-------- Raw data

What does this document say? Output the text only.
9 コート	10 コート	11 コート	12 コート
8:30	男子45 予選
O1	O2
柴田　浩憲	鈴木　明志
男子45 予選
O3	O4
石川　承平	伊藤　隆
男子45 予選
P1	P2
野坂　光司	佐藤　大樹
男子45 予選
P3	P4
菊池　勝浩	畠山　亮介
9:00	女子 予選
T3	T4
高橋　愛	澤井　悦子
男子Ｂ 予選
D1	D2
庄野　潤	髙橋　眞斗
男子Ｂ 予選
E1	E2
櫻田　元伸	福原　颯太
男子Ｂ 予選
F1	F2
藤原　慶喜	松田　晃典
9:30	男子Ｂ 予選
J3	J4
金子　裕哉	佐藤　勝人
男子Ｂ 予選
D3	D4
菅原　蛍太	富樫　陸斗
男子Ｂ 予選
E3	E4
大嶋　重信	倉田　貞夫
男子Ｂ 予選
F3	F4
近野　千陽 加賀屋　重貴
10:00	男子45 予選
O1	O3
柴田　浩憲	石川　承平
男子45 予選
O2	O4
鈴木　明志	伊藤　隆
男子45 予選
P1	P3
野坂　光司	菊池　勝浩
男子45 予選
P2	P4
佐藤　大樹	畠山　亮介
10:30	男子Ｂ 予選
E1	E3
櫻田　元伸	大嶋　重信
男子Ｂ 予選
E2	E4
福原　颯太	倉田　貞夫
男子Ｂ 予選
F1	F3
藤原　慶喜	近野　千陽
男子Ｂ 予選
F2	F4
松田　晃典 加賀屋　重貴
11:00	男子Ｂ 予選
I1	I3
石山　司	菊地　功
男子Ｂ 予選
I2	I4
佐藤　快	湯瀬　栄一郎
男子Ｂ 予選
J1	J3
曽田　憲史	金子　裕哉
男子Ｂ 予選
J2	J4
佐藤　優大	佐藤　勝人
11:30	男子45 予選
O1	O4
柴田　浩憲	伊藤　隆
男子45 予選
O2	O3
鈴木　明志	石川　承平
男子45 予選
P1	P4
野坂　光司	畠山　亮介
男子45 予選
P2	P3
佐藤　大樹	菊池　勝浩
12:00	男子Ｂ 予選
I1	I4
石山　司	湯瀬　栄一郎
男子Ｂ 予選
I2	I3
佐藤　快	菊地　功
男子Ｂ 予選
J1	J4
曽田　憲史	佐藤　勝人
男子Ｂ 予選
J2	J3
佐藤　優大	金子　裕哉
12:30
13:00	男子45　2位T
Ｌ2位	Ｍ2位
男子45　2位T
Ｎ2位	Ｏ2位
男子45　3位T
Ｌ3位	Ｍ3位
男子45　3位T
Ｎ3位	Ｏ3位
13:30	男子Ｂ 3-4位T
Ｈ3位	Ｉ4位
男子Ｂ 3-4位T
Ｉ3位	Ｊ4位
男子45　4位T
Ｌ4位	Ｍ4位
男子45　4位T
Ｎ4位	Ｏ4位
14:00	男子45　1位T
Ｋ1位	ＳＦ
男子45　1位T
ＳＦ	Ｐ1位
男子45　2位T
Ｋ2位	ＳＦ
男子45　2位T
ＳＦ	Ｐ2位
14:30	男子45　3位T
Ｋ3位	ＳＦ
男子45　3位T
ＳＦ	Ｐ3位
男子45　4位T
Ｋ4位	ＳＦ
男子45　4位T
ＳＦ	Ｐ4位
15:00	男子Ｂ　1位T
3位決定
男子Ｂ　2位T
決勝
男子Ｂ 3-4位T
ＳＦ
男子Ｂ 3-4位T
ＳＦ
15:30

----------------

Return the material in full, exactly as shown.

What does this document say? Output the text only.
9 コート	10 コート	11 コート	12 コート
8:30	男子45 予選
O1	O2
柴田　浩憲	鈴木　明志
男子45 予選
O3	O4
石川　承平	伊藤　隆
男子45 予選
P1	P2
野坂　光司	佐藤　大樹
男子45 予選
P3	P4
菊池　勝浩	畠山　亮介
9:00	女子 予選
T3	T4
高橋　愛	澤井　悦子
男子Ｂ 予選
D1	D2
庄野　潤	髙橋　眞斗
男子Ｂ 予選
E1	E2
櫻田　元伸	福原　颯太
男子Ｂ 予選
F1	F2
藤原　慶喜	松田　晃典
9:30	男子Ｂ 予選
J3	J4
金子　裕哉	佐藤　勝人
男子Ｂ 予選
D3	D4
菅原　蛍太	富樫　陸斗
男子Ｂ 予選
E3	E4
大嶋　重信	倉田　貞夫
男子Ｂ 予選
F3	F4
近野　千陽 加賀屋　重貴
10:00	男子45 予選
O1	O3
柴田　浩憲	石川　承平
男子45 予選
O2	O4
鈴木　明志	伊藤　隆
男子45 予選
P1	P3
野坂　光司	菊池　勝浩
男子45 予選
P2	P4
佐藤　大樹	畠山　亮介
10:30	男子Ｂ 予選
E1	E3
櫻田　元伸	大嶋　重信
男子Ｂ 予選
E2	E4
福原　颯太	倉田　貞夫
男子Ｂ 予選
F1	F3
藤原　慶喜	近野　千陽
男子Ｂ 予選
F2	F4
松田　晃典 加賀屋　重貴
11:00	男子Ｂ 予選
I1	I3
石山　司	菊地　功
男子Ｂ 予選
I2	I4
佐藤　快	湯瀬　栄一郎
男子Ｂ 予選
J1	J3
曽田　憲史	金子　裕哉
男子Ｂ 予選
J2	J4
佐藤　優大	佐藤　勝人
11:30	男子45 予選
O1	O4
柴田　浩憲	伊藤　隆
男子45 予選
O2	O3
鈴木　明志	石川　承平
男子45 予選
P1	P4
野坂　光司	畠山　亮介
男子45 予選
P2	P3
佐藤　大樹	菊池　勝浩
12:00	男子Ｂ 予選
I1	I4
石山　司	湯瀬　栄一郎
男子Ｂ 予選
I2	I3
佐藤　快	菊地　功
男子Ｂ 予選
J1	J4
曽田　憲史	佐藤　勝人
男子Ｂ 予選
J2	J3
佐藤　優大	金子　裕哉
12:30
13:00	男子45　2位T
Ｌ2位	Ｍ2位
男子45　2位T
Ｎ2位	Ｏ2位
男子45　3位T
Ｌ3位	Ｍ3位
男子45　3位T
Ｎ3位	Ｏ3位
13:30	男子Ｂ 3-4位T
Ｈ3位	Ｉ4位
男子Ｂ 3-4位T
Ｉ3位	Ｊ4位
男子45　4位T
Ｌ4位	Ｍ4位
男子45　4位T
Ｎ4位	Ｏ4位
14:00	男子45　1位T
Ｋ1位	ＳＦ
男子45　1位T
ＳＦ	Ｐ1位
男子45　2位T
Ｋ2位	ＳＦ
男子45　2位T
ＳＦ	Ｐ2位
14:30	男子45　3位T
Ｋ3位	ＳＦ
男子45　3位T
ＳＦ	Ｐ3位
男子45　4位T
Ｋ4位	ＳＦ
男子45　4位T
ＳＦ	Ｐ4位
15:00	男子Ｂ　1位T
3位決定
男子Ｂ　2位T
決勝
男子Ｂ 3-4位T
ＳＦ
男子Ｂ 3-4位T
ＳＦ
15:30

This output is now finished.